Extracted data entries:
****************

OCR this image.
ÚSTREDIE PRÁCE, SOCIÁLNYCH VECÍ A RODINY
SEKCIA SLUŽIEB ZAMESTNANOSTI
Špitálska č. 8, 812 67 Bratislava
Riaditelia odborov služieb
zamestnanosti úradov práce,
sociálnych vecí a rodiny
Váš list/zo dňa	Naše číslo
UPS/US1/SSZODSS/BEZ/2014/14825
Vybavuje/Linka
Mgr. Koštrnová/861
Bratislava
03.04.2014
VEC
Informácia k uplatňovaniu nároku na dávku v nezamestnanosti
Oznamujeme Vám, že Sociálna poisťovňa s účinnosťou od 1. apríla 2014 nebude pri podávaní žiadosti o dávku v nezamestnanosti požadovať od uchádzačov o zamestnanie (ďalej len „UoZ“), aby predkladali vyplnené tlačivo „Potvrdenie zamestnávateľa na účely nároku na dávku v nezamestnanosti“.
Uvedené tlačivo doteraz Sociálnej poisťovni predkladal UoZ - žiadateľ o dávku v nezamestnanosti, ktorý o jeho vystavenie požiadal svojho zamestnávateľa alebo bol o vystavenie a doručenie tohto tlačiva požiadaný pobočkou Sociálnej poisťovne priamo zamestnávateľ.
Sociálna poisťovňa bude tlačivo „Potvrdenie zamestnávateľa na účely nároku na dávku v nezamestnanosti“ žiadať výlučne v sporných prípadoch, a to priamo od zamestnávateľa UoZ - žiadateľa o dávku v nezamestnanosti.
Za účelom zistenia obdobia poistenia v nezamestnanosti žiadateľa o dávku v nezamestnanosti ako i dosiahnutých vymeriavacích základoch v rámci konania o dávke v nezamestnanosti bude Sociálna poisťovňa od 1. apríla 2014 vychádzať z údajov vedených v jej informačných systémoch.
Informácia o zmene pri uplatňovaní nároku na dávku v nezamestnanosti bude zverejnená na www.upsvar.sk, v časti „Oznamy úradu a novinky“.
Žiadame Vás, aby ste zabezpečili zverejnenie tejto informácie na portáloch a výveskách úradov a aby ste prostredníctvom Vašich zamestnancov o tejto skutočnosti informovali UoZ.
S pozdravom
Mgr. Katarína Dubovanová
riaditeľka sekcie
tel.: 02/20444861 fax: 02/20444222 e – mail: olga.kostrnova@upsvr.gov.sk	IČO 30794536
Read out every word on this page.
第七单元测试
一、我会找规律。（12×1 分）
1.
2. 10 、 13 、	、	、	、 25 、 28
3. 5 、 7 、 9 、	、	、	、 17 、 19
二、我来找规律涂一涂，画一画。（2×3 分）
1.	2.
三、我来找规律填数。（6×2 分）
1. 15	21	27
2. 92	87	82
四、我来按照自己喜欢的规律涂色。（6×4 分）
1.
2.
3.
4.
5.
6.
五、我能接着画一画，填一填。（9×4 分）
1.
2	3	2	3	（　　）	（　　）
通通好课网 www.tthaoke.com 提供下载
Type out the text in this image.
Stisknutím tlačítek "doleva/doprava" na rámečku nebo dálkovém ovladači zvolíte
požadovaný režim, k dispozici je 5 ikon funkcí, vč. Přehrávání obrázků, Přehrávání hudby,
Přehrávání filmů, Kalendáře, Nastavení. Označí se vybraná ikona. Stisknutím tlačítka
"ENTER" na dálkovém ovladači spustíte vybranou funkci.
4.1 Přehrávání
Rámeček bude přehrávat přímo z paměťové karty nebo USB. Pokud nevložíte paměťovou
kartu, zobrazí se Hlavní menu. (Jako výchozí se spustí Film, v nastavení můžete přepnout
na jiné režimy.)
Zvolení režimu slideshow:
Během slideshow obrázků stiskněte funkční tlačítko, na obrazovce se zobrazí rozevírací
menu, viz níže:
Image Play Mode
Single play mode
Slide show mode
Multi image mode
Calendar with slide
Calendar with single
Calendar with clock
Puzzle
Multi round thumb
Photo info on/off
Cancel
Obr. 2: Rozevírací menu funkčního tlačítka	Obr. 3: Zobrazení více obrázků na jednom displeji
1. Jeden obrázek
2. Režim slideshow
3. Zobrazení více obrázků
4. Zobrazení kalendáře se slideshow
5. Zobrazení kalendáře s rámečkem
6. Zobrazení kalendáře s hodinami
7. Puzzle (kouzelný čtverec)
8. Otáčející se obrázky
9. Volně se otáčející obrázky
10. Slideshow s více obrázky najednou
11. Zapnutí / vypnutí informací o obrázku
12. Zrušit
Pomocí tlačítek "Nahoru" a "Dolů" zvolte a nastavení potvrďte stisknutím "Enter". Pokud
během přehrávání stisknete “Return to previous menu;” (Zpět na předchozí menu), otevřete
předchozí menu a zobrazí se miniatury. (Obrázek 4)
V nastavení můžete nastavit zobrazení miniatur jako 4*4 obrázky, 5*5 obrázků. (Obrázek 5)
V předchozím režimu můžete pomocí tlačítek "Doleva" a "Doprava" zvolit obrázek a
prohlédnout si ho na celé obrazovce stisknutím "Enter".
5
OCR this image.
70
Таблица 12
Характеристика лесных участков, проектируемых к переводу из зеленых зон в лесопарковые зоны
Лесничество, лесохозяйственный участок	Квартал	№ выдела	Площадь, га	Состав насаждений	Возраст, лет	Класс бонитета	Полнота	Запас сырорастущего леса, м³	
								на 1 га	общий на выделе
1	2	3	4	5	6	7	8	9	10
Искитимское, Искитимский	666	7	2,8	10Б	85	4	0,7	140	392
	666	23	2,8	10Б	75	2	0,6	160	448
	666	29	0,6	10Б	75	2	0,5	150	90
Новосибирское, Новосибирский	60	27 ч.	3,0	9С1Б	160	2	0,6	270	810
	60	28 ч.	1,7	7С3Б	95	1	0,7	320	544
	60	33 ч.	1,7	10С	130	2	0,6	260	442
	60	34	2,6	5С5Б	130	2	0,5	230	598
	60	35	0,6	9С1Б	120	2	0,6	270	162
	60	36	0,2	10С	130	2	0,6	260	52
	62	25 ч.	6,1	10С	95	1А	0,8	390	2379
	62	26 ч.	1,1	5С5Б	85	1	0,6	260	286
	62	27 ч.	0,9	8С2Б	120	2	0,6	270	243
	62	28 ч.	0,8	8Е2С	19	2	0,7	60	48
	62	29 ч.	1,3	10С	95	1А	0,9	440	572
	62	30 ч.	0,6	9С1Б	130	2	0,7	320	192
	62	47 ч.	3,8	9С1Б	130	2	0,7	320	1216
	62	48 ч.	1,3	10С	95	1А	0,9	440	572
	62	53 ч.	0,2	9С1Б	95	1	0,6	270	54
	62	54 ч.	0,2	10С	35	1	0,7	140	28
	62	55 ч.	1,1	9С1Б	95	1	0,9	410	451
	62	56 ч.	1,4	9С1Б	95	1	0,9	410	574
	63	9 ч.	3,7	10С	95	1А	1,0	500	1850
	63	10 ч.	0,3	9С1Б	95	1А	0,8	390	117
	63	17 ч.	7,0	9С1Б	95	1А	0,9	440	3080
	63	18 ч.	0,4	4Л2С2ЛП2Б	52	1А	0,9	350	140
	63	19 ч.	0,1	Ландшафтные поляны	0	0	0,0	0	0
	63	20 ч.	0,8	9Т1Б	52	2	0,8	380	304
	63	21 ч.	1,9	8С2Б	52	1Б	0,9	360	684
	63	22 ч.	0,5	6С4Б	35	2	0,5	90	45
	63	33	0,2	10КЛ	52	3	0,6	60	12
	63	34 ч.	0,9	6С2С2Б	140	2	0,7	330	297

****************

- **Your goal**:
Your task is to reproduce the whole listing exactly.

- **Solution for this problem**:
OCR this image.
ÚSTREDIE PRÁCE, SOCIÁLNYCH VECÍ A RODINY
SEKCIA SLUŽIEB ZAMESTNANOSTI
Špitálska č. 8, 812 67 Bratislava
Riaditelia odborov služieb
zamestnanosti úradov práce,
sociálnych vecí a rodiny
Váš list/zo dňa	Naše číslo
UPS/US1/SSZODSS/BEZ/2014/14825
Vybavuje/Linka
Mgr. Koštrnová/861
Bratislava
03.04.2014
VEC
Informácia k uplatňovaniu nároku na dávku v nezamestnanosti
Oznamujeme Vám, že Sociálna poisťovňa s účinnosťou od 1. apríla 2014 nebude pri podávaní žiadosti o dávku v nezamestnanosti požadovať od uchádzačov o zamestnanie (ďalej len „UoZ“), aby predkladali vyplnené tlačivo „Potvrdenie zamestnávateľa na účely nároku na dávku v nezamestnanosti“.
Uvedené tlačivo doteraz Sociálnej poisťovni predkladal UoZ - žiadateľ o dávku v nezamestnanosti, ktorý o jeho vystavenie požiadal svojho zamestnávateľa alebo bol o vystavenie a doručenie tohto tlačiva požiadaný pobočkou Sociálnej poisťovne priamo zamestnávateľ.
Sociálna poisťovňa bude tlačivo „Potvrdenie zamestnávateľa na účely nároku na dávku v nezamestnanosti“ žiadať výlučne v sporných prípadoch, a to priamo od zamestnávateľa UoZ - žiadateľa o dávku v nezamestnanosti.
Za účelom zistenia obdobia poistenia v nezamestnanosti žiadateľa o dávku v nezamestnanosti ako i dosiahnutých vymeriavacích základoch v rámci konania o dávke v nezamestnanosti bude Sociálna poisťovňa od 1. apríla 2014 vychádzať z údajov vedených v jej informačných systémoch.
Informácia o zmene pri uplatňovaní nároku na dávku v nezamestnanosti bude zverejnená na www.upsvar.sk, v časti „Oznamy úradu a novinky“.
Žiadame Vás, aby ste zabezpečili zverejnenie tejto informácie na portáloch a výveskách úradov a aby ste prostredníctvom Vašich zamestnancov o tejto skutočnosti informovali UoZ.
S pozdravom
Mgr. Katarína Dubovanová
riaditeľka sekcie
tel.: 02/20444861 fax: 02/20444222 e – mail: olga.kostrnova@upsvr.gov.sk	IČO 30794536
Read out every word on this page.
第七单元测试
一、我会找规律。（12×1 分）
1.
2. 10 、 13 、	、	、	、 25 、 28
3. 5 、 7 、 9 、	、	、	、 17 、 19
二、我来找规律涂一涂，画一画。（2×3 分）
1.	2.
三、我来找规律填数。（6×2 分）
1. 15	21	27
2. 92	87	82
四、我来按照自己喜欢的规律涂色。（6×4 分）
1.
2.
3.
4.
5.
6.
五、我能接着画一画，填一填。（9×4 分）
1.
2	3	2	3	（　　）	（　　）
通通好课网 www.tthaoke.com 提供下载
Type out the text in this image.
Stisknutím tlačítek "doleva/doprava" na rámečku nebo dálkovém ovladači zvolíte
požadovaný režim, k dispozici je 5 ikon funkcí, vč. Přehrávání obrázků, Přehrávání hudby,
Přehrávání filmů, Kalendáře, Nastavení. Označí se vybraná ikona. Stisknutím tlačítka
"ENTER" na dálkovém ovladači spustíte vybranou funkci.
4.1 Přehrávání
Rámeček bude přehrávat přímo z paměťové karty nebo USB. Pokud nevložíte paměťovou
kartu, zobrazí se Hlavní menu. (Jako výchozí se spustí Film, v nastavení můžete přepnout
na jiné režimy.)
Zvolení režimu slideshow:
Během slideshow obrázků stiskněte funkční tlačítko, na obrazovce se zobrazí rozevírací
menu, viz níže:
Image Play Mode
Single play mode
Slide show mode
Multi image mode
Calendar with slide
Calendar with single
Calendar with clock
Puzzle
Multi round thumb
Photo info on/off
Cancel
Obr. 2: Rozevírací menu funkčního tlačítka	Obr. 3: Zobrazení více obrázků na jednom displeji
1. Jeden obrázek
2. Režim slideshow
3. Zobrazení více obrázků
4. Zobrazení kalendáře se slideshow
5. Zobrazení kalendáře s rámečkem
6. Zobrazení kalendáře s hodinami
7. Puzzle (kouzelný čtverec)
8. Otáčející se obrázky
9. Volně se otáčející obrázky
10. Slideshow s více obrázky najednou
11. Zapnutí / vypnutí informací o obrázku
12. Zrušit
Pomocí tlačítek "Nahoru" a "Dolů" zvolte a nastavení potvrďte stisknutím "Enter". Pokud
během přehrávání stisknete “Return to previous menu;” (Zpět na předchozí menu), otevřete
předchozí menu a zobrazí se miniatury. (Obrázek 4)
V nastavení můžete nastavit zobrazení miniatur jako 4*4 obrázky, 5*5 obrázků. (Obrázek 5)
V předchozím režimu můžete pomocí tlačítek "Doleva" a "Doprava" zvolit obrázek a
prohlédnout si ho na celé obrazovce stisknutím "Enter".
5
OCR this image.
70
Таблица 12
Характеристика лесных участков, проектируемых к переводу из зеленых зон в лесопарковые зоны
Лесничество, лесохозяйственный участок	Квартал	№ выдела	Площадь, га	Состав насаждений	Возраст, лет	Класс бонитета	Полнота	Запас сырорастущего леса, м³	
								на 1 га	общий на выделе
1	2	3	4	5	6	7	8	9	10
Искитимское, Искитимский	666	7	2,8	10Б	85	4	0,7	140	392
	666	23	2,8	10Б	75	2	0,6	160	448
	666	29	0,6	10Б	75	2	0,5	150	90
Новосибирское, Новосибирский	60	27 ч.	3,0	9С1Б	160	2	0,6	270	810
	60	28 ч.	1,7	7С3Б	95	1	0,7	320	544
	60	33 ч.	1,7	10С	130	2	0,6	260	442
	60	34	2,6	5С5Б	130	2	0,5	230	598
	60	35	0,6	9С1Б	120	2	0,6	270	162
	60	36	0,2	10С	130	2	0,6	260	52
	62	25 ч.	6,1	10С	95	1А	0,8	390	2379
	62	26 ч.	1,1	5С5Б	85	1	0,6	260	286
	62	27 ч.	0,9	8С2Б	120	2	0,6	270	243
	62	28 ч.	0,8	8Е2С	19	2	0,7	60	48
	62	29 ч.	1,3	10С	95	1А	0,9	440	572
	62	30 ч.	0,6	9С1Б	130	2	0,7	320	192
	62	47 ч.	3,8	9С1Б	130	2	0,7	320	1216
	62	48 ч.	1,3	10С	95	1А	0,9	440	572
	62	53 ч.	0,2	9С1Б	95	1	0,6	270	54
	62	54 ч.	0,2	10С	35	1	0,7	140	28
	62	55 ч.	1,1	9С1Б	95	1	0,9	410	451
	62	56 ч.	1,4	9С1Б	95	1	0,9	410	574
	63	9 ч.	3,7	10С	95	1А	1,0	500	1850
	63	10 ч.	0,3	9С1Б	95	1А	0,8	390	117
	63	17 ч.	7,0	9С1Б	95	1А	0,9	440	3080
	63	18 ч.	0,4	4Л2С2ЛП2Б	52	1А	0,9	350	140
	63	19 ч.	0,1	Ландшафтные поляны	0	0	0,0	0	0
	63	20 ч.	0,8	9Т1Б	52	2	0,8	380	304
	63	21 ч.	1,9	8С2Б	52	1Б	0,9	360	684
	63	22 ч.	0,5	6С4Б	35	2	0,5	90	45
	63	33	0,2	10КЛ	52	3	0,6	60	12
	63	34 ч.	0,9	6С2С2Б	140	2	0,7	330	297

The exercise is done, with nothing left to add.